* begin Records supplied *

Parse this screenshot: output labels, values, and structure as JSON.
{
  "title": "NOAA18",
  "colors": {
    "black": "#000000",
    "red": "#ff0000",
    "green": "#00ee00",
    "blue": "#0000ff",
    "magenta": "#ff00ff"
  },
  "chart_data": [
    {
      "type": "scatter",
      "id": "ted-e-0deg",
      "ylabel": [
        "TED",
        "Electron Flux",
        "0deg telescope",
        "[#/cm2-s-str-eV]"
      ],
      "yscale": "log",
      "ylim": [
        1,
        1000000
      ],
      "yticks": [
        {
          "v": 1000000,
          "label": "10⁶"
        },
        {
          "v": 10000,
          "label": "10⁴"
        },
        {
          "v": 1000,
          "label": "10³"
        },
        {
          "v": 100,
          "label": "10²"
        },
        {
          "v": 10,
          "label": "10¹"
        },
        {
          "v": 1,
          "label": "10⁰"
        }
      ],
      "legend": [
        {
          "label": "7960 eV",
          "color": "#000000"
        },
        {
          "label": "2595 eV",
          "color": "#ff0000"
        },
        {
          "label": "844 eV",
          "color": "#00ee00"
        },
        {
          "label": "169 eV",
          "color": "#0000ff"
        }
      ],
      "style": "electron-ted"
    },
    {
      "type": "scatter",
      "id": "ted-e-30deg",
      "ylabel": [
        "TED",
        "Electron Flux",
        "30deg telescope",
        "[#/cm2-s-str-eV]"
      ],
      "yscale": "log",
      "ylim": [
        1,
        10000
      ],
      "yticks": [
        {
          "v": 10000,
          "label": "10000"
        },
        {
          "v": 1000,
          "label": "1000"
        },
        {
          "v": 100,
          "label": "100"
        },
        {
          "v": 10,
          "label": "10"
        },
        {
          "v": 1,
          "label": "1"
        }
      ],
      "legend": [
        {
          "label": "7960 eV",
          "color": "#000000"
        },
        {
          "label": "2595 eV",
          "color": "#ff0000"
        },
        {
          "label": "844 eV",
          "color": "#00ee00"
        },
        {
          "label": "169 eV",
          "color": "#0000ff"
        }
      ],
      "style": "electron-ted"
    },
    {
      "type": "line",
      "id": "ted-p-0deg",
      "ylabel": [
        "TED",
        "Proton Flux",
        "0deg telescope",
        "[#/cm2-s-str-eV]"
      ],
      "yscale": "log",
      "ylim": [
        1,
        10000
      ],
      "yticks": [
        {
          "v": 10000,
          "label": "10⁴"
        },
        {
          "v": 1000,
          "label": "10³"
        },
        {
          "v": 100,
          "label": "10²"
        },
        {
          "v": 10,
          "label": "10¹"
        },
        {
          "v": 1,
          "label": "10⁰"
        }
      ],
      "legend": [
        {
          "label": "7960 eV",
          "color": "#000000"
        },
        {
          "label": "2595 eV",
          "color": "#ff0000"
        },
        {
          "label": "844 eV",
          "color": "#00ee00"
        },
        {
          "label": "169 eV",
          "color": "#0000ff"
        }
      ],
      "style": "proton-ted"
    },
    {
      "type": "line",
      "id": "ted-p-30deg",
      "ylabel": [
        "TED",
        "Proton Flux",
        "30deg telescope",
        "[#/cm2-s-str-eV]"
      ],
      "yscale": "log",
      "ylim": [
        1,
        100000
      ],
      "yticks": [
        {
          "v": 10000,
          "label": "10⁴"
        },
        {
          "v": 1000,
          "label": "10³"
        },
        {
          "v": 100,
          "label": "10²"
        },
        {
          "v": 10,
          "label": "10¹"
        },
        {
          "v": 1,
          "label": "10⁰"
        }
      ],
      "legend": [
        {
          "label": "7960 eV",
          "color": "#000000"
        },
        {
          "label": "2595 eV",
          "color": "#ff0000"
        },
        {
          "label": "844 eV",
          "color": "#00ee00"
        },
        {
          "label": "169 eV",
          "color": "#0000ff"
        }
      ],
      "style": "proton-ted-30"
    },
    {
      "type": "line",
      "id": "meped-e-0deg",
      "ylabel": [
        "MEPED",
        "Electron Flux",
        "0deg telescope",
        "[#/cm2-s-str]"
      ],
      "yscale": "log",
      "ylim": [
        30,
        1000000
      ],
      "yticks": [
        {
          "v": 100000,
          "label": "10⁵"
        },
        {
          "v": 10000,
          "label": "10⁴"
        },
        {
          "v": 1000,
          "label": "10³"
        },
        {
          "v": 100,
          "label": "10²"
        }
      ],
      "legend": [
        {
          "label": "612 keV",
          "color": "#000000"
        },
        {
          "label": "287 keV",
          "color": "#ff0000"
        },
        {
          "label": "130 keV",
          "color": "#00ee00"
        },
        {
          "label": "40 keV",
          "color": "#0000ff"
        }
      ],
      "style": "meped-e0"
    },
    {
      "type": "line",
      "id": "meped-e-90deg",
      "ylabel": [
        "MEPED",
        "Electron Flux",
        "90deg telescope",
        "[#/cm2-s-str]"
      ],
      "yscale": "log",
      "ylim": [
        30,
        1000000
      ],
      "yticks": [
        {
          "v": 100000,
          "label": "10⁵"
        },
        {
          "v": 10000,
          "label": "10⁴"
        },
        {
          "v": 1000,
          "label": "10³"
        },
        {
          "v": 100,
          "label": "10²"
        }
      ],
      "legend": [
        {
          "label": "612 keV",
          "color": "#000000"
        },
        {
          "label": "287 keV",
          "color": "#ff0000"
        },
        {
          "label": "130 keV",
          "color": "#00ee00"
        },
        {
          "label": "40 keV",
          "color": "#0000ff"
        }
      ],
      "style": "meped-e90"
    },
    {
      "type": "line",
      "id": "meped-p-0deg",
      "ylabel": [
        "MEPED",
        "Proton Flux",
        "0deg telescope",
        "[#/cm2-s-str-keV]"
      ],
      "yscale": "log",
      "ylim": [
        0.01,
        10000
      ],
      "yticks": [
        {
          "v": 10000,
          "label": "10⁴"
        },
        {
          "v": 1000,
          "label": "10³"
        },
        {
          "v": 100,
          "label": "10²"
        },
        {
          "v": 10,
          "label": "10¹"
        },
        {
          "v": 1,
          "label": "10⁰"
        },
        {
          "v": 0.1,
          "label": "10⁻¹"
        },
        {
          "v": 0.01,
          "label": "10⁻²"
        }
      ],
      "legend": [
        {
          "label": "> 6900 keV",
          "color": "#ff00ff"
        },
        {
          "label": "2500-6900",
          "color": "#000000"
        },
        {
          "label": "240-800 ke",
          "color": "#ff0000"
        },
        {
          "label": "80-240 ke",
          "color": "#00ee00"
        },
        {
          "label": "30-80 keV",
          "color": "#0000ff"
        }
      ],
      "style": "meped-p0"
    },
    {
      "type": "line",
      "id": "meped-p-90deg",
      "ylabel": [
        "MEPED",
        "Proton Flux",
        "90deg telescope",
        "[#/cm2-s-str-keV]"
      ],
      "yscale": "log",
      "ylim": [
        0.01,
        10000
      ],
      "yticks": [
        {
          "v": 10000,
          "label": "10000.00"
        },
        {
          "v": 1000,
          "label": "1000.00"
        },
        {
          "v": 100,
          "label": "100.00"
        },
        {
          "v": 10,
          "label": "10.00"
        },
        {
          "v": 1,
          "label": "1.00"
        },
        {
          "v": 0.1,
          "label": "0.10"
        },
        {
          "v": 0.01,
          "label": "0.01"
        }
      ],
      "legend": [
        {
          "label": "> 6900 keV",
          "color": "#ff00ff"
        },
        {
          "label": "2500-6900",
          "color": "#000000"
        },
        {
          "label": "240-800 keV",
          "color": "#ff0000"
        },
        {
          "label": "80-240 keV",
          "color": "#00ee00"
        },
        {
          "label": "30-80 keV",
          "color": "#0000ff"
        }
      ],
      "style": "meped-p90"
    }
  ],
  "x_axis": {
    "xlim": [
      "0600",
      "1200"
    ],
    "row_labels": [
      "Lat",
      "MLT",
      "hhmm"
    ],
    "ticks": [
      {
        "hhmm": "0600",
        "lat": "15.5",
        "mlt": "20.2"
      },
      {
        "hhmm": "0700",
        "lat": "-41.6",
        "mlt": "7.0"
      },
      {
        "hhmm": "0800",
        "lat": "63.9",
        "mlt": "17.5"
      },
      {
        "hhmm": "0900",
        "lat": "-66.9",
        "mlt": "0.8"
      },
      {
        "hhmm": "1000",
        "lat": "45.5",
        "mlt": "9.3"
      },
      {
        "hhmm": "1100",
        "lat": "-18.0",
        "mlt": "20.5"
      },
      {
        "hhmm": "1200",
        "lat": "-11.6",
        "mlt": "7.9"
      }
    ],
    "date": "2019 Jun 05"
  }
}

* end Records supplied *

To do -
Show every line from the listing above in which the string "hhmm" appears.

The completed task -
      "hhmm"
        "hhmm": "0600",
        "hhmm": "0700",
        "hhmm": "0800",
        "hhmm": "0900",
        "hhmm": "1000",
        "hhmm": "1100",
        "hhmm": "1200",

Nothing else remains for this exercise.